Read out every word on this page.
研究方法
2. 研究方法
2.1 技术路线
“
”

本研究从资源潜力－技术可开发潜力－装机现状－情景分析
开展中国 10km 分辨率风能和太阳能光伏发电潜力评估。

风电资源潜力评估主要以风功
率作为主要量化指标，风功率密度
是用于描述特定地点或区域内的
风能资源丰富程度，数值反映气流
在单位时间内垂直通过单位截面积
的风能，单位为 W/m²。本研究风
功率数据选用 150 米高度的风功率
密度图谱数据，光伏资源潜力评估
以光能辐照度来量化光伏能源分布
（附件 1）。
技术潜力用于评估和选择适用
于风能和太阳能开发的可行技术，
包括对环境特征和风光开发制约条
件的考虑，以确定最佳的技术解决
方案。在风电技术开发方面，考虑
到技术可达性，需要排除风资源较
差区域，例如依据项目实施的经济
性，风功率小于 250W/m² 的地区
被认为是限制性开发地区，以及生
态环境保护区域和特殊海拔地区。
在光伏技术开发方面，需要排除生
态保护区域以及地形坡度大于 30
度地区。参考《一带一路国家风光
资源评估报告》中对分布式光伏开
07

==================================================

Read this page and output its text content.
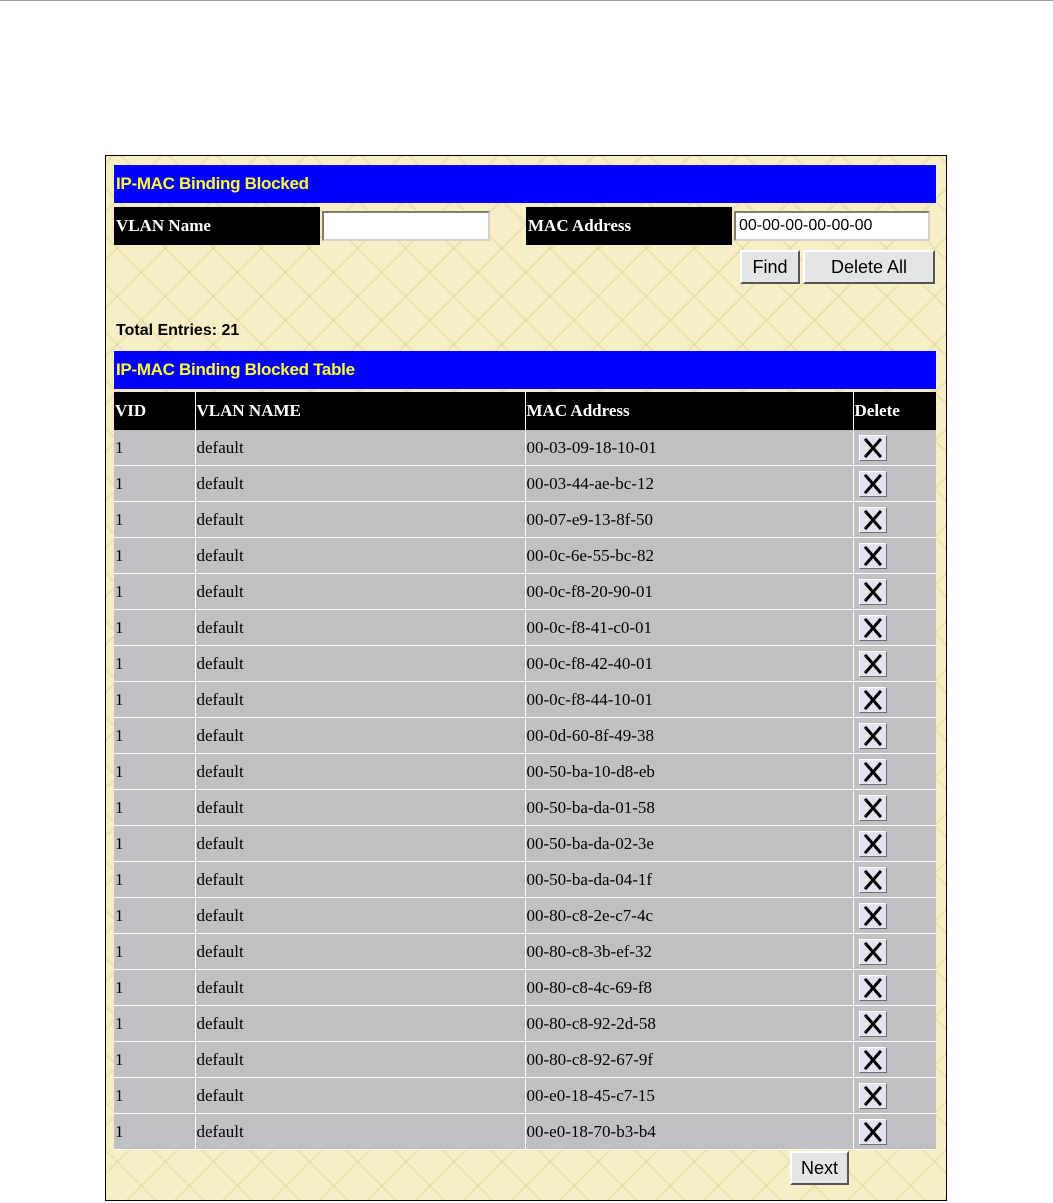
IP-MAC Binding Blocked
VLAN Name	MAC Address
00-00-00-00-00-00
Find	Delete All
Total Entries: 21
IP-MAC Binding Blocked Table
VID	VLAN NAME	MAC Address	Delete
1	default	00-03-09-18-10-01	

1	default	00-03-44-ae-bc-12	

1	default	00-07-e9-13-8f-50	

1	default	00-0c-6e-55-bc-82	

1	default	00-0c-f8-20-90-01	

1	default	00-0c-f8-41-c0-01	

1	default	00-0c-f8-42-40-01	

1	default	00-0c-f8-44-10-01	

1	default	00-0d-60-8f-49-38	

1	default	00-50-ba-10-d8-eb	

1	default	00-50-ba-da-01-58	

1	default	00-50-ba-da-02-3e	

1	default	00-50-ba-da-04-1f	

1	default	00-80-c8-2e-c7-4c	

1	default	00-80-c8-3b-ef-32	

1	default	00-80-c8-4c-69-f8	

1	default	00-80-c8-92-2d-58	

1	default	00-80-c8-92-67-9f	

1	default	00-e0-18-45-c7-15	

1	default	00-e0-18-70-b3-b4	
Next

==================================================

▶ **Instructions for the task**
Search the records for the word "Binding". Copy every line that has it.

▶ **The result**
IP-MAC Binding Blocked
IP-MAC Binding Blocked Table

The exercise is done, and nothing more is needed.